• **Extracted entries**:

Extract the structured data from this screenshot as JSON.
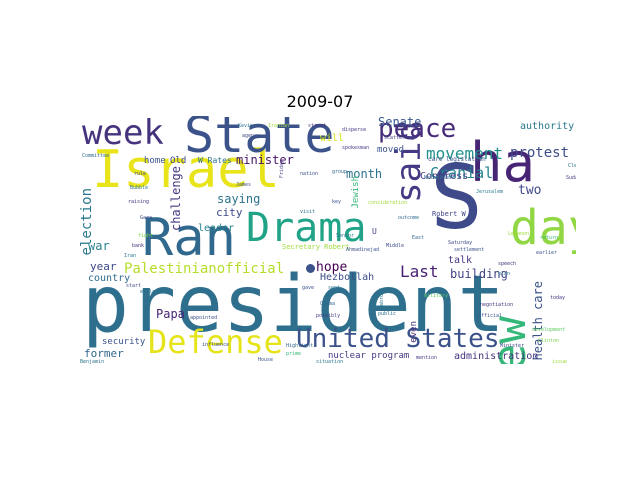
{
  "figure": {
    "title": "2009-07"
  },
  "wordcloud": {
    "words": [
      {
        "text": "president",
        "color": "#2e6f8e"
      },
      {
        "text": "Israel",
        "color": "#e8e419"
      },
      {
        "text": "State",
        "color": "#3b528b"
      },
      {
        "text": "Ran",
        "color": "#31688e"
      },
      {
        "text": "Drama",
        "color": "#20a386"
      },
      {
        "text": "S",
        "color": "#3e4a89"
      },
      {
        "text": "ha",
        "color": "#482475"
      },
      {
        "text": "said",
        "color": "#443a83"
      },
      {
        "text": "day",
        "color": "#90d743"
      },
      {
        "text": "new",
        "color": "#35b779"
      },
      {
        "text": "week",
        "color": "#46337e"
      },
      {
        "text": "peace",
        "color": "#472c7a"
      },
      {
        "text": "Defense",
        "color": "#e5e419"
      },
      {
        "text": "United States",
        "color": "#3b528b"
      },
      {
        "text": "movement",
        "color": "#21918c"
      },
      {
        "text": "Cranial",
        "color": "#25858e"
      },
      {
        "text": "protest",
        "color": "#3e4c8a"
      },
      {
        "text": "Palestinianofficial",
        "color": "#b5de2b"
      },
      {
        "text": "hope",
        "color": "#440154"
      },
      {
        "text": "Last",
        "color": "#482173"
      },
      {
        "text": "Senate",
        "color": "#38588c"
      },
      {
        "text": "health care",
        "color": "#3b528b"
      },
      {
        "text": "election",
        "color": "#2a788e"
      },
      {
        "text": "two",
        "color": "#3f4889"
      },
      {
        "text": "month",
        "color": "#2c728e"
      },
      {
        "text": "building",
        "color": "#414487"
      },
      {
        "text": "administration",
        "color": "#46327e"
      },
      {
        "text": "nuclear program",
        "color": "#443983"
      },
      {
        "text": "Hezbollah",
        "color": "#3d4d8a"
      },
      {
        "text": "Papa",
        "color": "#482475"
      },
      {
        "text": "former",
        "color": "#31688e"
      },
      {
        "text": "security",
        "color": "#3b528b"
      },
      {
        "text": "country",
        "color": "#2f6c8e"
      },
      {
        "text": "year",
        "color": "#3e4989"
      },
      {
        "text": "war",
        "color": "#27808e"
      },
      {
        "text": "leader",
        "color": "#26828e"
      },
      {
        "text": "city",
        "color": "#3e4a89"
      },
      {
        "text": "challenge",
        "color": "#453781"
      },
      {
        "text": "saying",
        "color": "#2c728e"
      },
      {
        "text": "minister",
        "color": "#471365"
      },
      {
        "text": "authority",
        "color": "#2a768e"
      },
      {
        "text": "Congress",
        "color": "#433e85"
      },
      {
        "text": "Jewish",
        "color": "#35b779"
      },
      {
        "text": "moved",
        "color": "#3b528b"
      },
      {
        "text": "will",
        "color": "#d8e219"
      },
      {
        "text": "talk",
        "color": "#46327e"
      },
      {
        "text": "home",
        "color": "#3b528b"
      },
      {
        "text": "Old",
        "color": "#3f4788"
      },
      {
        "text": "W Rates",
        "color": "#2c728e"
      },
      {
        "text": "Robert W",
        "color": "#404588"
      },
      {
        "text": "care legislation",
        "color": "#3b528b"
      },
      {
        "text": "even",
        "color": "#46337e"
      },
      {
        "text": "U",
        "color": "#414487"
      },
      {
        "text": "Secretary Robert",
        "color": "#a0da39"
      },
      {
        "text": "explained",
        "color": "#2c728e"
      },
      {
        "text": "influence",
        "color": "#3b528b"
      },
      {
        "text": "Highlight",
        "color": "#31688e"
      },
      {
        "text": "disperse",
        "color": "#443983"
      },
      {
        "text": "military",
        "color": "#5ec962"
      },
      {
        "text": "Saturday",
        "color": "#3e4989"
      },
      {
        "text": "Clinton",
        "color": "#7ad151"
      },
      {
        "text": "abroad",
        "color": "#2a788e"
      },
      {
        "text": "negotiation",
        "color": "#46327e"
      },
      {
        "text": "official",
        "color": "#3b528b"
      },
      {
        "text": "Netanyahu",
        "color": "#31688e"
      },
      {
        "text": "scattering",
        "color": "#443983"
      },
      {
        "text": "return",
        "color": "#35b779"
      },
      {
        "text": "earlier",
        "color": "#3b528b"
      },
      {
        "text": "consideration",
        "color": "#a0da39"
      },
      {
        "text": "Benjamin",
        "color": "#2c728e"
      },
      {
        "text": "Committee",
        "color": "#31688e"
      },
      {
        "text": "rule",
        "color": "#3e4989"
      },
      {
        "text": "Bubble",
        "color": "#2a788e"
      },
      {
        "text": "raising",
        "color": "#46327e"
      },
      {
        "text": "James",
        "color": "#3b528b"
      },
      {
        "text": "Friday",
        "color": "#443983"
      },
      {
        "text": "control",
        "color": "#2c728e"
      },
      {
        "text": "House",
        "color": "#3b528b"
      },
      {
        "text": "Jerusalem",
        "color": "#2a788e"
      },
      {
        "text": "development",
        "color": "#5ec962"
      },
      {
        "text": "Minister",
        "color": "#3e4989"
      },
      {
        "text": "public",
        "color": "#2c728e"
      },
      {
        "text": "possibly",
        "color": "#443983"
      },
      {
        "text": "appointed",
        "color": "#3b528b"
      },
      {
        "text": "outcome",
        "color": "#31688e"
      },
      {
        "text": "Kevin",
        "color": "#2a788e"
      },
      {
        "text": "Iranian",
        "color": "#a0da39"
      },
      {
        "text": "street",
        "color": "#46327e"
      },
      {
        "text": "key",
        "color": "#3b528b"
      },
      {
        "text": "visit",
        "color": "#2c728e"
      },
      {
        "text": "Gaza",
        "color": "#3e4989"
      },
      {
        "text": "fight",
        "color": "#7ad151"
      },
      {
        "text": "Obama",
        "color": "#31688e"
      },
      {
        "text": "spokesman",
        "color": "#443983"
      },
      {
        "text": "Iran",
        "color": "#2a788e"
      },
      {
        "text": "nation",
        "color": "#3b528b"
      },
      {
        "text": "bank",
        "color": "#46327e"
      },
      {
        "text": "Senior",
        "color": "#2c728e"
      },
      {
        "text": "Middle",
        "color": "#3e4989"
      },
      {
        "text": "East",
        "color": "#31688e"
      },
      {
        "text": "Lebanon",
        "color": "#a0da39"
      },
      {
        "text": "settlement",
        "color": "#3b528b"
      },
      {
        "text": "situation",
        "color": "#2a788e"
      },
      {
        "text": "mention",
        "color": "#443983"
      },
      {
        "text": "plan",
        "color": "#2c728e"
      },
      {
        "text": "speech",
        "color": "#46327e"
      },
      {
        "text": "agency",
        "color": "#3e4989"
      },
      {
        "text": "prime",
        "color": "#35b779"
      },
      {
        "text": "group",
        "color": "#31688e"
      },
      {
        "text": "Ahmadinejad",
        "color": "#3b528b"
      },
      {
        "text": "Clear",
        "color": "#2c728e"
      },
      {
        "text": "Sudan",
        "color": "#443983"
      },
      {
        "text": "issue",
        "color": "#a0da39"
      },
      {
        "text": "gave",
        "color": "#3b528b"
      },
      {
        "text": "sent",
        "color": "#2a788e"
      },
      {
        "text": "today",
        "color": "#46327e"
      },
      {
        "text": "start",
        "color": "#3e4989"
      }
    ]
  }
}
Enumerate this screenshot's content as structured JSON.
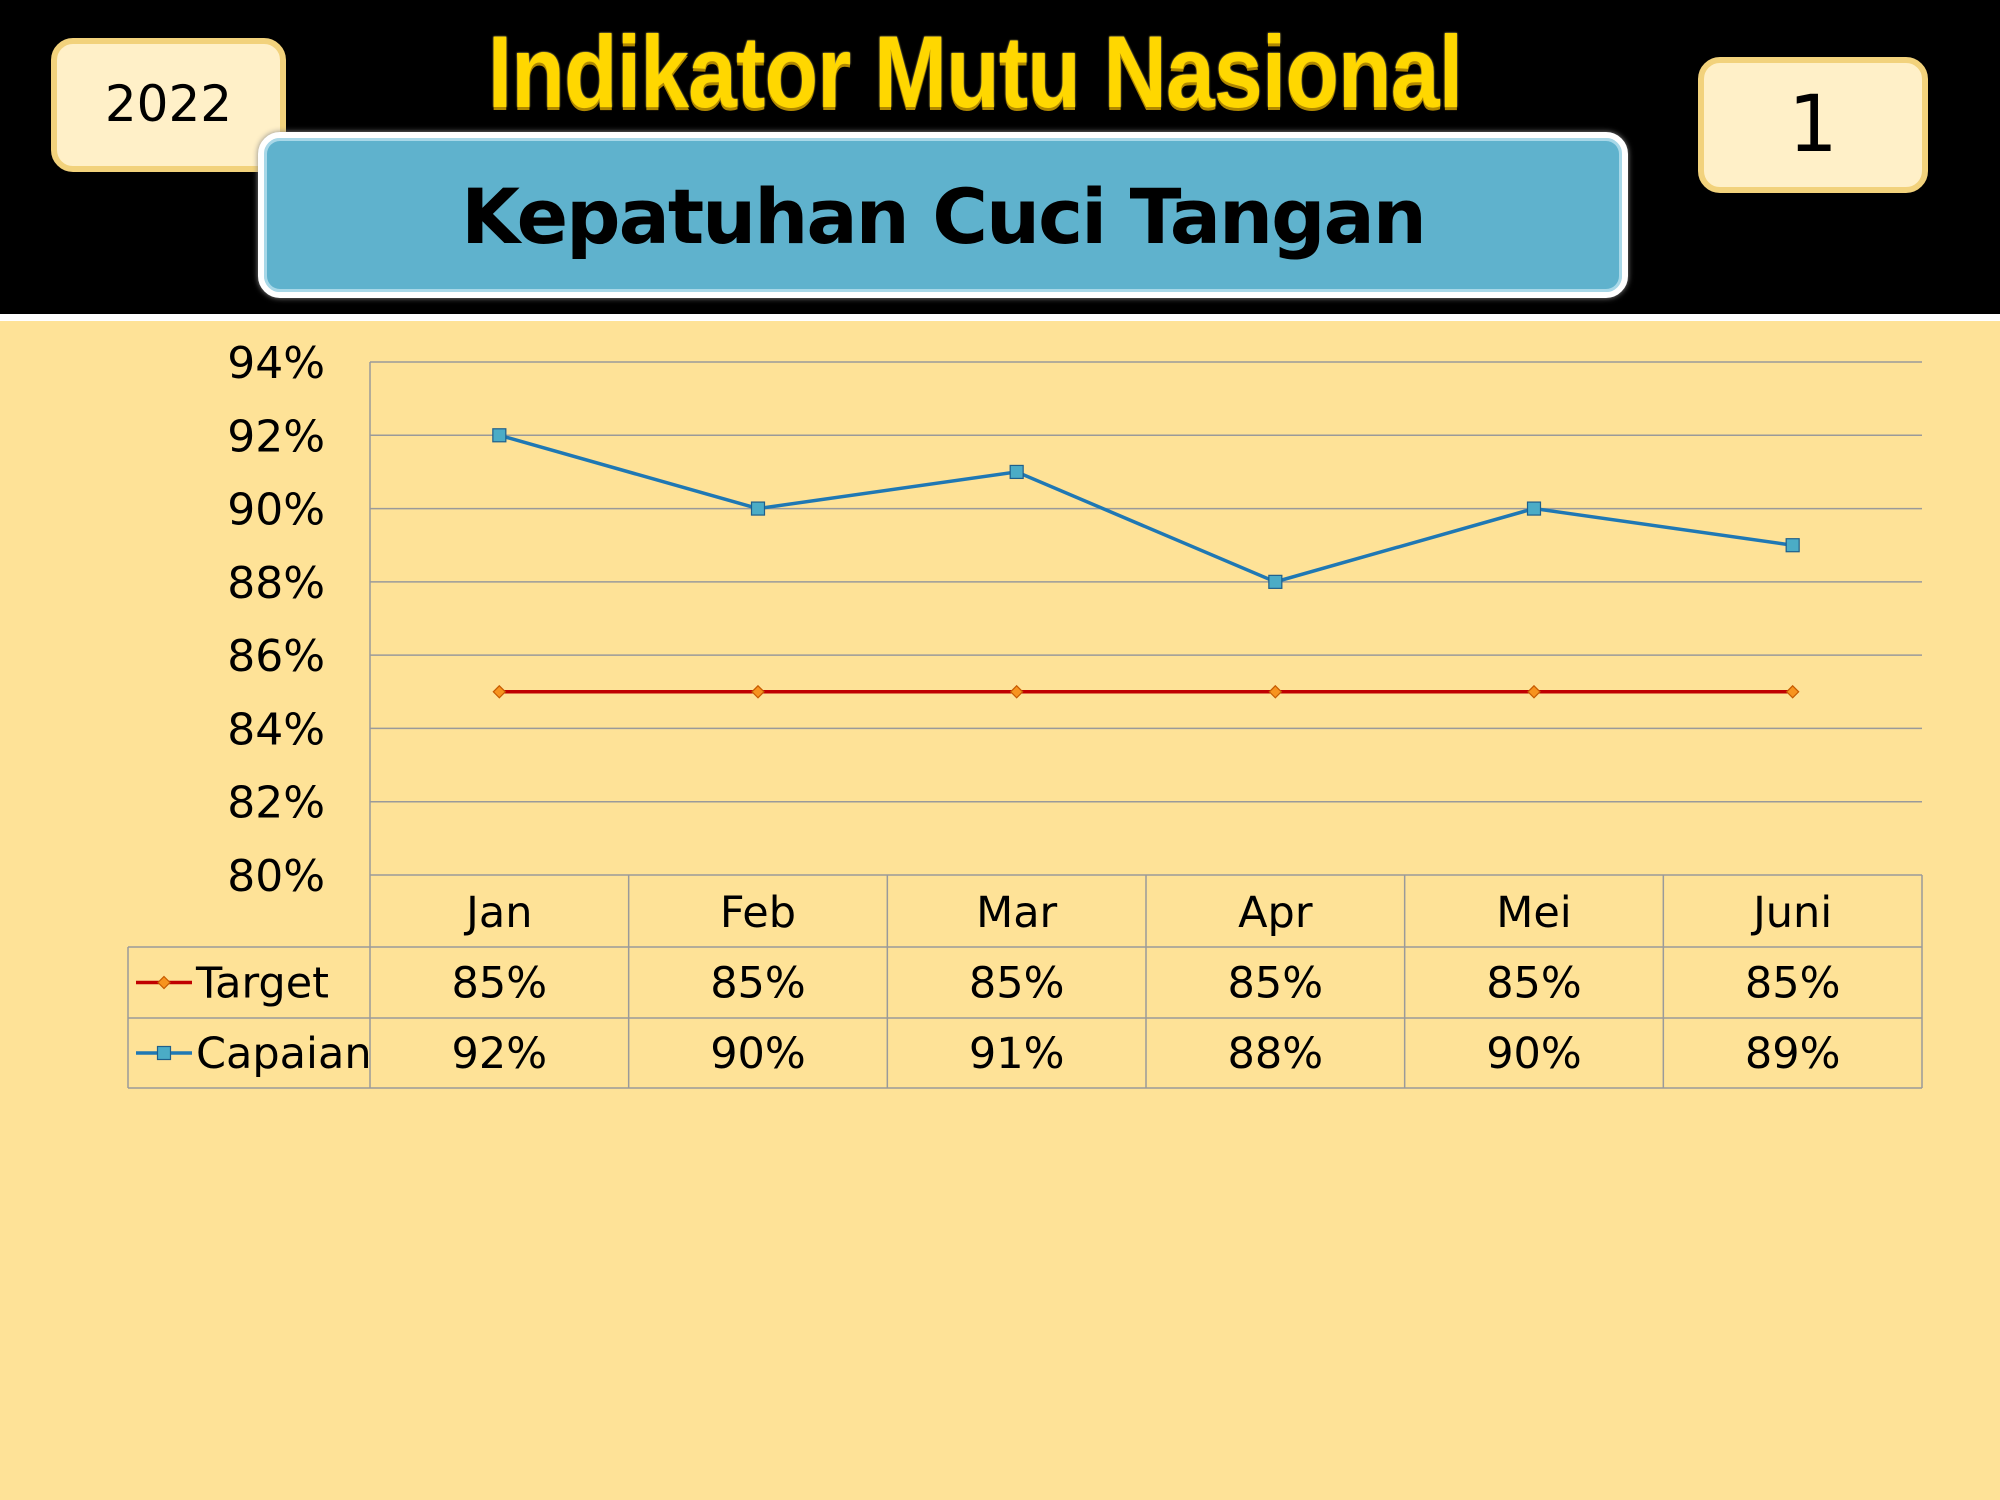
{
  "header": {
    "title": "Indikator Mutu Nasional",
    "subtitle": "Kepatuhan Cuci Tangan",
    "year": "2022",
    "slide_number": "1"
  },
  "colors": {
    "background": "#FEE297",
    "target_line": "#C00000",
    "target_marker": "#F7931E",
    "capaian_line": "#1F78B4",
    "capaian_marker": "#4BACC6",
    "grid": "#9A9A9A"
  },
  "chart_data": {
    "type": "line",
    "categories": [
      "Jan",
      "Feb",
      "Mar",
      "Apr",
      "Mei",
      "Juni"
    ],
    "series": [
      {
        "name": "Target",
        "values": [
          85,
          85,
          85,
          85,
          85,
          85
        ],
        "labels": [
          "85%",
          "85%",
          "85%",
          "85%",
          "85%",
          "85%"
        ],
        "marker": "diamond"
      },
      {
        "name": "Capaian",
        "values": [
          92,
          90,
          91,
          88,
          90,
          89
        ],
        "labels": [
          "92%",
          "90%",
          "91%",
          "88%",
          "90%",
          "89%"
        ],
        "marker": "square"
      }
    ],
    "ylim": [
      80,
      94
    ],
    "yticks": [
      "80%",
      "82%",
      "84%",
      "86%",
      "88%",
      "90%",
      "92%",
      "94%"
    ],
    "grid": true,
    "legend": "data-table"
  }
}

• **Description of the task**: Find how many lines in the records contain the string "JSON", then give the number alone.

• **Response to this task**: 2